TASK DIRECTIONS>
For every line in the records that has the word "from", make a copy.

Stored entries>
-*-

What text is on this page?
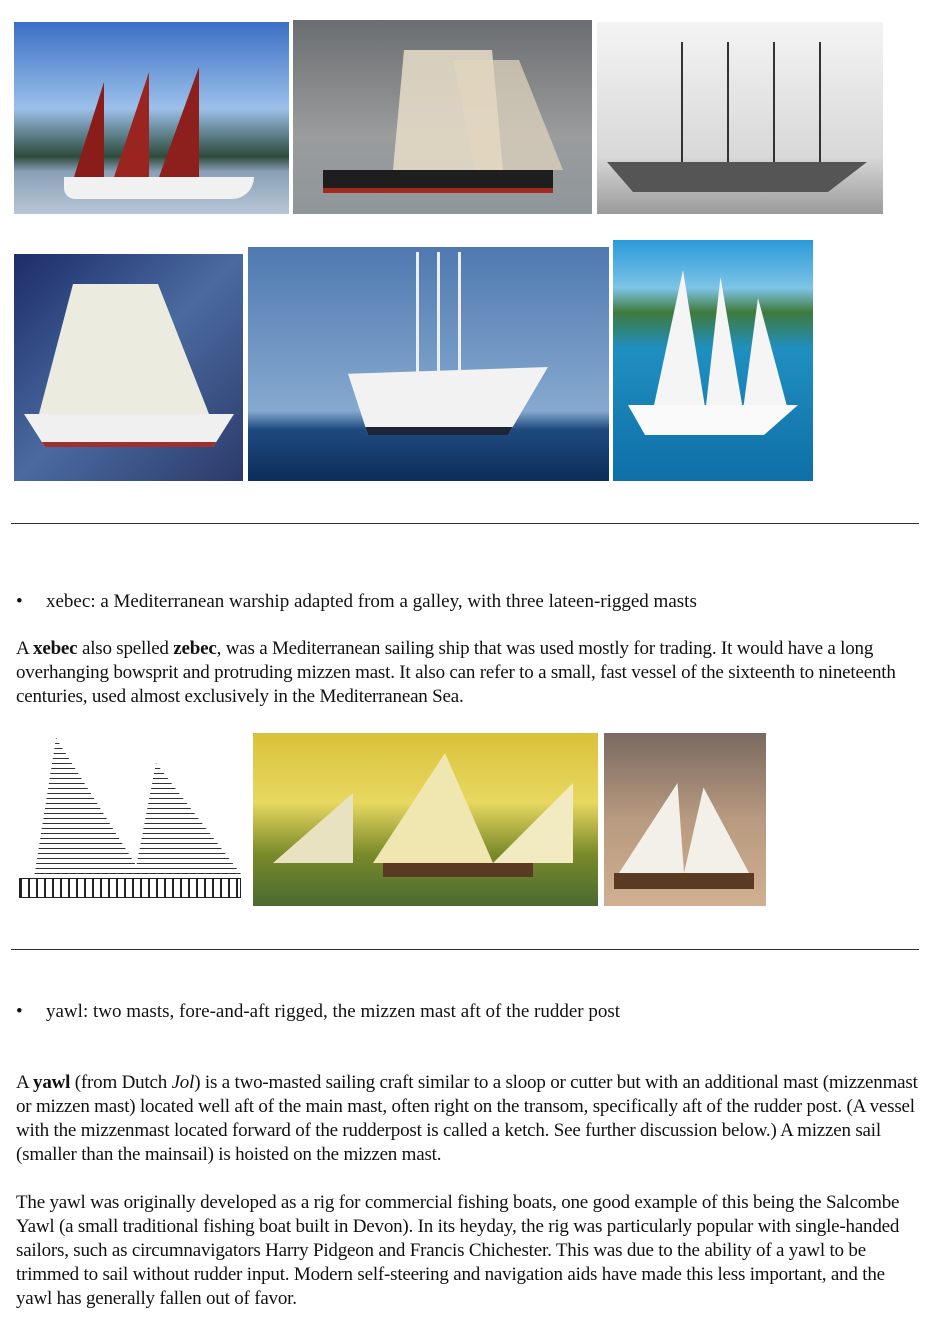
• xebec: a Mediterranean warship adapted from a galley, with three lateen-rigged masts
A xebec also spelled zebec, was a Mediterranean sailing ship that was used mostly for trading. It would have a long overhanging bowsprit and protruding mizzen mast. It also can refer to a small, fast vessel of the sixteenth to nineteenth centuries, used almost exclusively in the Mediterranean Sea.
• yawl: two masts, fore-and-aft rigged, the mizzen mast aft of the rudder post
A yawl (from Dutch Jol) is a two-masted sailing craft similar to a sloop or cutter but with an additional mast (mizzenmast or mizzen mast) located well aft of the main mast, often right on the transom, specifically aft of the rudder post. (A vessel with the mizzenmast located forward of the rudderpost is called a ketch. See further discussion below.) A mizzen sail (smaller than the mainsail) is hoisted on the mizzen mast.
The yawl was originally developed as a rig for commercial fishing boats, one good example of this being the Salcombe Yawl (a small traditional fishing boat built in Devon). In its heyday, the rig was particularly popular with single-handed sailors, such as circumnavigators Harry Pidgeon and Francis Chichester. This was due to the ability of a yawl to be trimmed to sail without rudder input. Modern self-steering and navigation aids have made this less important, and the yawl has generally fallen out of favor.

-*-

RESPONSE TO THIS TASK>
• xebec: a Mediterranean warship adapted from a galley, with three lateen-rigged masts
A yawl (from Dutch Jol) is a two-masted sailing craft similar to a sloop or cutter but with an additional mast (mizzenmast or mizzen mast) located well aft of the main mast, often right on the transom, specifically aft of the rudder post. (A vessel with the mizzenmast located forward of the rudderpost is called a ketch. See further discussion below.) A mizzen sail (smaller than the mainsail) is hoisted on the mizzen mast.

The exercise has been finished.